To do
Copy all the entries below exactly, but not the pictures.

Information given
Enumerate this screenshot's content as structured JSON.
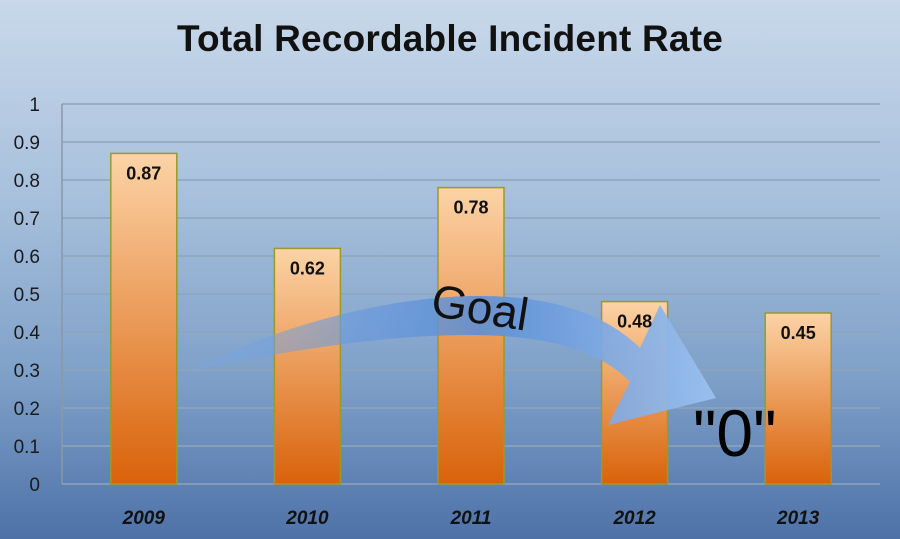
{
  "chart_data": {
    "type": "bar",
    "title": "Total Recordable Incident Rate",
    "xlabel": "",
    "ylabel": "",
    "categories": [
      "2009",
      "2010",
      "2011",
      "2012",
      "2013"
    ],
    "values": [
      0.87,
      0.62,
      0.78,
      0.48,
      0.45
    ],
    "data_labels": [
      "0.87",
      "0.62",
      "0.78",
      "0.48",
      "0.45"
    ],
    "ylim": [
      0,
      1
    ],
    "yticks": [
      "0",
      "0.1",
      "0.2",
      "0.3",
      "0.4",
      "0.5",
      "0.6",
      "0.7",
      "0.8",
      "0.9",
      "1"
    ],
    "grid": true,
    "legend": "none",
    "annotations": {
      "arrow_text": "Goal",
      "target_text": "\"0\""
    },
    "colors": {
      "bar_top": "#fcd3a6",
      "bar_bottom": "#d9620a",
      "bar_border": "#9a9a2a",
      "arrow": "#5b8fd6",
      "grid": "#8fa4bd"
    }
  }
}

Task solution
Enumerate this screenshot's content as structured JSON.
{
  "chart_data": {
    "type": "bar",
    "title": "Total Recordable Incident Rate",
    "xlabel": "",
    "ylabel": "",
    "categories": [
      "2009",
      "2010",
      "2011",
      "2012",
      "2013"
    ],
    "values": [
      0.87,
      0.62,
      0.78,
      0.48,
      0.45
    ],
    "data_labels": [
      "0.87",
      "0.62",
      "0.78",
      "0.48",
      "0.45"
    ],
    "ylim": [
      0,
      1
    ],
    "yticks": [
      "0",
      "0.1",
      "0.2",
      "0.3",
      "0.4",
      "0.5",
      "0.6",
      "0.7",
      "0.8",
      "0.9",
      "1"
    ],
    "grid": true,
    "legend": "none",
    "annotations": {
      "arrow_text": "Goal",
      "target_text": "\"0\""
    },
    "colors": {
      "bar_top": "#fcd3a6",
      "bar_bottom": "#d9620a",
      "bar_border": "#9a9a2a",
      "arrow": "#5b8fd6",
      "grid": "#8fa4bd"
    }
  }
}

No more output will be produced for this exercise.